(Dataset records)
------------------------------------------------------------------------

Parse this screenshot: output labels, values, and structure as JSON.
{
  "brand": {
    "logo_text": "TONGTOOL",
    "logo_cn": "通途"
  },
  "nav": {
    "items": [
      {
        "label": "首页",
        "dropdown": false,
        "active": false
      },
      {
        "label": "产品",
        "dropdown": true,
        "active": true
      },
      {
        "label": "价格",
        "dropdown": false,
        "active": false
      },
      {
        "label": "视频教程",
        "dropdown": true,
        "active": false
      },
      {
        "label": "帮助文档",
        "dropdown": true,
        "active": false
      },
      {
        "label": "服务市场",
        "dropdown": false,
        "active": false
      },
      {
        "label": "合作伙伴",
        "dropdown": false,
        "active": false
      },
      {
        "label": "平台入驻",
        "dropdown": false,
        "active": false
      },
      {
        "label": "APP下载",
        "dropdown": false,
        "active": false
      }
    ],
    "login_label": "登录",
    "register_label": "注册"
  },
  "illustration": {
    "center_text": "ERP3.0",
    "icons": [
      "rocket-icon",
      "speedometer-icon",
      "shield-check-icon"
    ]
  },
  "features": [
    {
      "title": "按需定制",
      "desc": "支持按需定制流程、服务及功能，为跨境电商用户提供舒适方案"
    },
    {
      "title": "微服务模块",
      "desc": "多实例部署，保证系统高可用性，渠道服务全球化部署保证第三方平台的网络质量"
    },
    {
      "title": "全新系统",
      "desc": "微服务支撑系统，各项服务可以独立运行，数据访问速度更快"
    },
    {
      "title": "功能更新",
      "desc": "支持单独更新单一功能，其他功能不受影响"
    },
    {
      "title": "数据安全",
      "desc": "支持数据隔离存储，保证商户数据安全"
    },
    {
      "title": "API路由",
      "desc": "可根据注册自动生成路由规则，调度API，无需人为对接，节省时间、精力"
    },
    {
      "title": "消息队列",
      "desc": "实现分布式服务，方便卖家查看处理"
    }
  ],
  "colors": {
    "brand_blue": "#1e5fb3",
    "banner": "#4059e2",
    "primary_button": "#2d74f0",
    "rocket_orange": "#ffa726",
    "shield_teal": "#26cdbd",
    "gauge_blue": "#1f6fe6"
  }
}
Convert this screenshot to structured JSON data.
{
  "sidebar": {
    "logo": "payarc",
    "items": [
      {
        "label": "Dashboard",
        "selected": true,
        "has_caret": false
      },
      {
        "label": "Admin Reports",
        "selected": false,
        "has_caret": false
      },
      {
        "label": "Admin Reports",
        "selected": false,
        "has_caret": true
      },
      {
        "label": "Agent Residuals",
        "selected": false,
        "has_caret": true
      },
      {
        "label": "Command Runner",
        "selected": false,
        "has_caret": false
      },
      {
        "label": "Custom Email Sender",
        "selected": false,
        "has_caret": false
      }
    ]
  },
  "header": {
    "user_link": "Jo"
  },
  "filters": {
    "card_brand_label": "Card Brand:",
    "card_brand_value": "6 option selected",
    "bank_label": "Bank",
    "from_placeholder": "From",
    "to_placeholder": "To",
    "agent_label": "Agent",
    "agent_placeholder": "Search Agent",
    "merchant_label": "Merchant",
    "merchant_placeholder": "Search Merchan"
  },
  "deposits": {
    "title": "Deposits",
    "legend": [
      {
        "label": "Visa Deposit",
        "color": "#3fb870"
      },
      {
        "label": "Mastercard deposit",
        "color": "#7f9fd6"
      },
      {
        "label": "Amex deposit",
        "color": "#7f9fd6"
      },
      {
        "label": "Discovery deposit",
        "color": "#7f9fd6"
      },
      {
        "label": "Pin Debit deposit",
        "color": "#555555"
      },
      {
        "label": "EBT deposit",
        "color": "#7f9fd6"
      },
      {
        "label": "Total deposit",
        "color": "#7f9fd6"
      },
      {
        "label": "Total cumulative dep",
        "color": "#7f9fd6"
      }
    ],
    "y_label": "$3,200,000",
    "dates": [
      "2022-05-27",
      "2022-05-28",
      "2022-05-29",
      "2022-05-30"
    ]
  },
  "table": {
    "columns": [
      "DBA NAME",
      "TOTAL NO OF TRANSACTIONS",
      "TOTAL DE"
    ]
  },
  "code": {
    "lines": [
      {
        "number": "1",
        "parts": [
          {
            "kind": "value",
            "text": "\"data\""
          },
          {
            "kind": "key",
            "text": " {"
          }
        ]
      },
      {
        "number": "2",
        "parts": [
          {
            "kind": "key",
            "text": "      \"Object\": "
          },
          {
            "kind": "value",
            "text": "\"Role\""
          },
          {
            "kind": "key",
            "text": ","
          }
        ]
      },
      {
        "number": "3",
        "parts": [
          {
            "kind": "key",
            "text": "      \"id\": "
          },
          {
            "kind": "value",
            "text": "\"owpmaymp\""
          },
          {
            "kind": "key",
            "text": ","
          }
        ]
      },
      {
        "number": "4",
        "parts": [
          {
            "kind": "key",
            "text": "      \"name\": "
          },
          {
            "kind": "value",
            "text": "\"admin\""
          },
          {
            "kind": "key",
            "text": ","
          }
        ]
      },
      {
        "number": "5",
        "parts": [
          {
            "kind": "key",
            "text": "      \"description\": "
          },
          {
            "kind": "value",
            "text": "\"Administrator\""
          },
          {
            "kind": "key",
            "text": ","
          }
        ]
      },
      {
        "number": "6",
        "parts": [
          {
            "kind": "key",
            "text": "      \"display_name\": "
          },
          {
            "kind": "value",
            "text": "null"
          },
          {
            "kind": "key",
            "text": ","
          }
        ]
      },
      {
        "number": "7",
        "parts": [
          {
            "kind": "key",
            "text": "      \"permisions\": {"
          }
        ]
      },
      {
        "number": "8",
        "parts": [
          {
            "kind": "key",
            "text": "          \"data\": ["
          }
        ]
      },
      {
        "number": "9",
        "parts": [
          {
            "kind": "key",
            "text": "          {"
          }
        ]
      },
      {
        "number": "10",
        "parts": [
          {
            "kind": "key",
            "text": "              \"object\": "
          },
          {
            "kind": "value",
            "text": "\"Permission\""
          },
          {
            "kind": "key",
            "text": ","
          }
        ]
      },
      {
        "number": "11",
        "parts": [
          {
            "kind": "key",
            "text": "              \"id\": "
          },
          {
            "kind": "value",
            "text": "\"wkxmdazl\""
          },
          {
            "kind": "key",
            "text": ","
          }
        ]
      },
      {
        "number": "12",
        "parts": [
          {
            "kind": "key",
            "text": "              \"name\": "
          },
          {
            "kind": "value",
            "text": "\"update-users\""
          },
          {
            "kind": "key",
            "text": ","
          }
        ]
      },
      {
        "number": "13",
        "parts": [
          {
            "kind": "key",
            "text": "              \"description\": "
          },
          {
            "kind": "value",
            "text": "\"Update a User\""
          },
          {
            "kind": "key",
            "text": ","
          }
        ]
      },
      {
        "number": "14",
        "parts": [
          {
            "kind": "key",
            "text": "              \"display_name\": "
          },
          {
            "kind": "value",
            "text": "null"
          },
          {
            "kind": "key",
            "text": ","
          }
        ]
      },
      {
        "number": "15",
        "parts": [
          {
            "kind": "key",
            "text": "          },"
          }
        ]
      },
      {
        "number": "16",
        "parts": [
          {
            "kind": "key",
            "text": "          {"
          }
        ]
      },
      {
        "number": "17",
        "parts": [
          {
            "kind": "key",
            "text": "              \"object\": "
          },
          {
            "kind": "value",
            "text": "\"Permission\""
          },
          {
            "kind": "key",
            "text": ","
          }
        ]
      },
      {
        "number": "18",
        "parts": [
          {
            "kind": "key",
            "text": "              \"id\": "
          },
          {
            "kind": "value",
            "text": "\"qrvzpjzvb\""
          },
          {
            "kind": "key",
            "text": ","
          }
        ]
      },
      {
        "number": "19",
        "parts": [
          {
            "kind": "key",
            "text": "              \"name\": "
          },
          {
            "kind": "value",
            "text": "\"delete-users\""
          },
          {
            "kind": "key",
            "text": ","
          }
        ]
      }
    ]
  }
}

------------------------------------------------------------------------

=== INSTRUCTIONS FOR THE TASK ===
Each line in the entries above that includes the string "screenshot" should be extracted.

=== TASK OUTPUT ===
Parse this screenshot: output labels, values, and structure as JSON.
Convert this screenshot to structured JSON data.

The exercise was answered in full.